[Records excerpted from a collection]
+ + + + +

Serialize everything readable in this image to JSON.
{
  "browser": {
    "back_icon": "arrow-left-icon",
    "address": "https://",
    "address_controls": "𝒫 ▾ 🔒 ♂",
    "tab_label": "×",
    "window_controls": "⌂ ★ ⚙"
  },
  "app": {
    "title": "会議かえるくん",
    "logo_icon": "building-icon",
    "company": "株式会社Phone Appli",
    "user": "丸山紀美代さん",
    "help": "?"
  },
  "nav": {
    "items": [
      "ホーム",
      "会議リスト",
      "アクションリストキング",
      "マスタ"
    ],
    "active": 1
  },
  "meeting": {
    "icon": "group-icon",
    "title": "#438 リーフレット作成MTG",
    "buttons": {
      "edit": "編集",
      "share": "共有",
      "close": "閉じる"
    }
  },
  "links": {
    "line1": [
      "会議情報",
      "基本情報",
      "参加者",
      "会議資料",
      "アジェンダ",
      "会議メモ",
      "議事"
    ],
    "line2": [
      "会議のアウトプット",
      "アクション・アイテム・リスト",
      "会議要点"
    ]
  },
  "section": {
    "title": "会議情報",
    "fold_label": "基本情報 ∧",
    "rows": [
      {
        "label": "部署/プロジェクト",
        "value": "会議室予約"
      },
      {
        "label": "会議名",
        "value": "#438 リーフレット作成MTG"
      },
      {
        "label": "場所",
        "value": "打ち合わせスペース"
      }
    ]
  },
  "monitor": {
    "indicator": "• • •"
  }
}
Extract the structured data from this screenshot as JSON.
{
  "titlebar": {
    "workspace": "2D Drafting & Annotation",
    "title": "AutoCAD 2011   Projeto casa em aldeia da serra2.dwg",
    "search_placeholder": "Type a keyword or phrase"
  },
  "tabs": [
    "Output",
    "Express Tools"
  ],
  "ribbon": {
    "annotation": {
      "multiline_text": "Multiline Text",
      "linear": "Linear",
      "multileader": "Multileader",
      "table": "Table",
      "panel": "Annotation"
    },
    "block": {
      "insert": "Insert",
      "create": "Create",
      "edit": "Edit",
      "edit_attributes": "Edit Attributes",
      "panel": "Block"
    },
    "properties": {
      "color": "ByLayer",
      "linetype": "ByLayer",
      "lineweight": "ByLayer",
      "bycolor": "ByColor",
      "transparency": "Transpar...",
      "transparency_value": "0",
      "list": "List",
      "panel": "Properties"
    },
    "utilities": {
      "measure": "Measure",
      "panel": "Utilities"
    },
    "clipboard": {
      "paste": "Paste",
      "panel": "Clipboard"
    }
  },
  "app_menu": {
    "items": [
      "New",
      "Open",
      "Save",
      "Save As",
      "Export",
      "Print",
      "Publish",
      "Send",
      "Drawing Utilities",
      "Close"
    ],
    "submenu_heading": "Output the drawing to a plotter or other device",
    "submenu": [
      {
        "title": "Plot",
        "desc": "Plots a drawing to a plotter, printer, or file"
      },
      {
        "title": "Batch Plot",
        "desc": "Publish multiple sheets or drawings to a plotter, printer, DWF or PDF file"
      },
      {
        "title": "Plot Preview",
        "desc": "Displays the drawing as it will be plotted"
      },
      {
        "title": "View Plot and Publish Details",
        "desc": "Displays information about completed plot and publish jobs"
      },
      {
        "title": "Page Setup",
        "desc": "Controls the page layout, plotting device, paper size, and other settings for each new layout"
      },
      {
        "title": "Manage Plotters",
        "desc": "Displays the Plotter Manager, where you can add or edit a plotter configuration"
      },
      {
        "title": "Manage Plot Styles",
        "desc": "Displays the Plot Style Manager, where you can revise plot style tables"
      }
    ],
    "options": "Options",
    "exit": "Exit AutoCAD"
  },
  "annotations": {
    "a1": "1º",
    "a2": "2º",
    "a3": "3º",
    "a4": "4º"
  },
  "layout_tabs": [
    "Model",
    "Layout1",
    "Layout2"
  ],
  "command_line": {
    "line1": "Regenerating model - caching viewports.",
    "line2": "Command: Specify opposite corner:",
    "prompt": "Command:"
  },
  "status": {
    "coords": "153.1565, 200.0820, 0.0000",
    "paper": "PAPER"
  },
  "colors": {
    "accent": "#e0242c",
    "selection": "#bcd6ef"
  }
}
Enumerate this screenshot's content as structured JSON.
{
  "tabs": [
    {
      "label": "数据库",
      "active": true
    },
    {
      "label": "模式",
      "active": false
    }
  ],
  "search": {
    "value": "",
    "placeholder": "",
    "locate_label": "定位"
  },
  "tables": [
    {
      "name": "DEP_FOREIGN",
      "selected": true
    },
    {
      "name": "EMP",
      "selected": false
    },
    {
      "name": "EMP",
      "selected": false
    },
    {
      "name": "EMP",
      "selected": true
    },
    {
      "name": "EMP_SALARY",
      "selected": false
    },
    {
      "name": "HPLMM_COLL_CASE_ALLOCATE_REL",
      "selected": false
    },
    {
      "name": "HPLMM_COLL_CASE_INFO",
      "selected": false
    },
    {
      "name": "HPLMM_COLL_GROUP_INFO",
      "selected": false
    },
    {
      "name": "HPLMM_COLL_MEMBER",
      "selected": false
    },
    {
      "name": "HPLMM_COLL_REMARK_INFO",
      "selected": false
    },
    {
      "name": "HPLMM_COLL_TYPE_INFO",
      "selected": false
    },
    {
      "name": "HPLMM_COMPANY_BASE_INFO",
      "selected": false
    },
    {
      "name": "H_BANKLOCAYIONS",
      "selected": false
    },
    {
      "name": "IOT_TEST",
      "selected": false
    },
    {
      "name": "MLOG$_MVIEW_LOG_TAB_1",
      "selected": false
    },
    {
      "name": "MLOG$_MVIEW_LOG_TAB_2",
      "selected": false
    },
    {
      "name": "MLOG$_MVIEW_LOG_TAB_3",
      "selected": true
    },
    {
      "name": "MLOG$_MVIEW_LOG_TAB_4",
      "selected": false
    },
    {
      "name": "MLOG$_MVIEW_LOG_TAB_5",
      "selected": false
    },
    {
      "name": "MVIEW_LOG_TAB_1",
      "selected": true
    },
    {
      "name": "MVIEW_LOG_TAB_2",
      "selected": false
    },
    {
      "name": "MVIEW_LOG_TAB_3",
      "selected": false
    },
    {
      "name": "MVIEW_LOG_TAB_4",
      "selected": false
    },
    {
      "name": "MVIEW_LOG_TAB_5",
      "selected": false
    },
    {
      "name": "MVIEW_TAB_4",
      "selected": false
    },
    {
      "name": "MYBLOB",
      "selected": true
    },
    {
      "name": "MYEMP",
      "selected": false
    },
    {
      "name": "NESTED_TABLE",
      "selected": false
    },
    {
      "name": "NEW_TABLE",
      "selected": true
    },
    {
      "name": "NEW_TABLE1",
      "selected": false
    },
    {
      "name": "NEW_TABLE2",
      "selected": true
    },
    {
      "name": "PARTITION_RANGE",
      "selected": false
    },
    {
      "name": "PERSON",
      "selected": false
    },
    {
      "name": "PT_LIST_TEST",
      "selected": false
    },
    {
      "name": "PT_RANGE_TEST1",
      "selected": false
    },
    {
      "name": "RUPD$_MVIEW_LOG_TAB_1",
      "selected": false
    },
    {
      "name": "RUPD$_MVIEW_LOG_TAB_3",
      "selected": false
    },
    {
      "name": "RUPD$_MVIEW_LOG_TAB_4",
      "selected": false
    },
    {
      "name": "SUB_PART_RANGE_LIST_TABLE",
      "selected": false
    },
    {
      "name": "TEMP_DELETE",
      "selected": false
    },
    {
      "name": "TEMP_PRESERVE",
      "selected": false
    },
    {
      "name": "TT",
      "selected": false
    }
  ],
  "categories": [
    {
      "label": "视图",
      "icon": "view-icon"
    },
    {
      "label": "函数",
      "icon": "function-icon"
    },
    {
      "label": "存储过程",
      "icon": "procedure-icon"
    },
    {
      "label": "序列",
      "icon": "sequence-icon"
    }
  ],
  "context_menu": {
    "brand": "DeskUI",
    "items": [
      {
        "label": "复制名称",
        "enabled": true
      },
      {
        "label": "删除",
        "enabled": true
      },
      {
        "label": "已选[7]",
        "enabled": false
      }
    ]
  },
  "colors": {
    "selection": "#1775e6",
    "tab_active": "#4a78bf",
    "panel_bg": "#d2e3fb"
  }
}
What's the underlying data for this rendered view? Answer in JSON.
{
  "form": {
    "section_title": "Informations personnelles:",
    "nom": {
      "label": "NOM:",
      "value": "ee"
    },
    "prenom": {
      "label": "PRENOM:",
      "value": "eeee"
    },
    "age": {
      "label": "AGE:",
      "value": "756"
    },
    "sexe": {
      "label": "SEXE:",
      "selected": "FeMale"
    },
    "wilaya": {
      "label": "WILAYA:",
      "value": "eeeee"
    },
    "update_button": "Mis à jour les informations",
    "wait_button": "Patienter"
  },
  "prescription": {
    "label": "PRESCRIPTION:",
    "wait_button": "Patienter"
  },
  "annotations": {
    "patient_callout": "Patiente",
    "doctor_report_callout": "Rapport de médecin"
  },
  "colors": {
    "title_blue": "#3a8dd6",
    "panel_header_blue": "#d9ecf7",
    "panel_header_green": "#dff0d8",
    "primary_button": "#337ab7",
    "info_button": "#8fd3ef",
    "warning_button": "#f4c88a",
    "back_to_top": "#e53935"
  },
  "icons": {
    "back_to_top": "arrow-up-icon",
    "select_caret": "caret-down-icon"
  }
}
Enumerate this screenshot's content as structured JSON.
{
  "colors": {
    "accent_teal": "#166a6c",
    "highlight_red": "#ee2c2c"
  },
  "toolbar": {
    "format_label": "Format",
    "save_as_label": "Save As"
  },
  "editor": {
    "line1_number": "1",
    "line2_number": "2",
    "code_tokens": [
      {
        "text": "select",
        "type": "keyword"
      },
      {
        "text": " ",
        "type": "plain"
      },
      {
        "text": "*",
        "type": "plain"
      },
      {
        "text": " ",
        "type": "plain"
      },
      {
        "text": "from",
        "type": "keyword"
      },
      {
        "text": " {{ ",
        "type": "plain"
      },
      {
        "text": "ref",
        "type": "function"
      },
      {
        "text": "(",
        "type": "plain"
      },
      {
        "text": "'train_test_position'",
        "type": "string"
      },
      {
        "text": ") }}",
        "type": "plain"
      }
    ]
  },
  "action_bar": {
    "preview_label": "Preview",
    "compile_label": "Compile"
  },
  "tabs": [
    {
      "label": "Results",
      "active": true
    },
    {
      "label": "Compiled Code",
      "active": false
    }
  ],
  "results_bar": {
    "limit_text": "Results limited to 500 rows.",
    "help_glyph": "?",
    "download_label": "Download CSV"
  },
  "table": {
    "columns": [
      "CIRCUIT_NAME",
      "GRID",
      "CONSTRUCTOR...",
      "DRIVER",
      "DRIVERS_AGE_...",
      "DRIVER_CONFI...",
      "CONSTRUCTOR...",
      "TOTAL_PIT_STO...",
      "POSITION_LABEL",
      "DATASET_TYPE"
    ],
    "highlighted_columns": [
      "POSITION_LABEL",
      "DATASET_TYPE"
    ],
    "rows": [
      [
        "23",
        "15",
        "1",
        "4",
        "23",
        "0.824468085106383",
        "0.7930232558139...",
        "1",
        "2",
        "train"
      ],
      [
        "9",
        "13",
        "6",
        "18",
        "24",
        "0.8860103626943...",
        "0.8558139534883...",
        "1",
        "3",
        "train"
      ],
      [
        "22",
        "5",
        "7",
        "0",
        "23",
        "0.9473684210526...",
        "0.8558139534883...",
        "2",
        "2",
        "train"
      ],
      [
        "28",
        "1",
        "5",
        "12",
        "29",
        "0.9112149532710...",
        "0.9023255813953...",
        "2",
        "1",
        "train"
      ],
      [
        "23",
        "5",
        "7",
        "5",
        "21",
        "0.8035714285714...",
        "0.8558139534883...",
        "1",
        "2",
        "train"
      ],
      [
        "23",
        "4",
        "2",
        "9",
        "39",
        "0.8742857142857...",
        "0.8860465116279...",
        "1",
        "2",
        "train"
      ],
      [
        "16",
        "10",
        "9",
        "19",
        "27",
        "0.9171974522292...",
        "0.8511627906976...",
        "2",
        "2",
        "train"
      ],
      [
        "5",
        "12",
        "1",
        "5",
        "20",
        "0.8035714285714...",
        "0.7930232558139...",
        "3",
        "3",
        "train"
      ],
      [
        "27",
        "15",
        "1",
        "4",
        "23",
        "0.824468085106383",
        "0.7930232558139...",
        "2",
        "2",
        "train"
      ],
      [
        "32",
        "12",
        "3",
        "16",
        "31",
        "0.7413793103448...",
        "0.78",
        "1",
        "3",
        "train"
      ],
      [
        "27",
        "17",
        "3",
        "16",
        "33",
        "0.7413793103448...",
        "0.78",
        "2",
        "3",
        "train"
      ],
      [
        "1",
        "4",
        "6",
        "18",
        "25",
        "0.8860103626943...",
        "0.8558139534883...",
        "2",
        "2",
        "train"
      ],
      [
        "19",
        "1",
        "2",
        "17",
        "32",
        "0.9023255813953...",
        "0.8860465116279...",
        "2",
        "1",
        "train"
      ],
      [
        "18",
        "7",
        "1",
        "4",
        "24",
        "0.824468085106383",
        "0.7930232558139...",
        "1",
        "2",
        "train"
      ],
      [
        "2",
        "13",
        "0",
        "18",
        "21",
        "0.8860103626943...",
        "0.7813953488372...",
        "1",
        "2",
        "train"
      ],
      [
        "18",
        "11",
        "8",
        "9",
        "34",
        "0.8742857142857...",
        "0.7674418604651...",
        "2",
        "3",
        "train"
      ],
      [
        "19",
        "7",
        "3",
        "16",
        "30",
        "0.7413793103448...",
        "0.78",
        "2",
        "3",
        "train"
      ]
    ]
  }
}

+ + + + +

» Direction
Extract all lines of the records above that include "this".

» Correct response
Serialize everything readable in this image to JSON.
Extract the structured data from this screenshot as JSON.
Enumerate this screenshot's content as structured JSON.
What's the underlying data for this rendered view? Answer in JSON.
Enumerate this screenshot's content as structured JSON.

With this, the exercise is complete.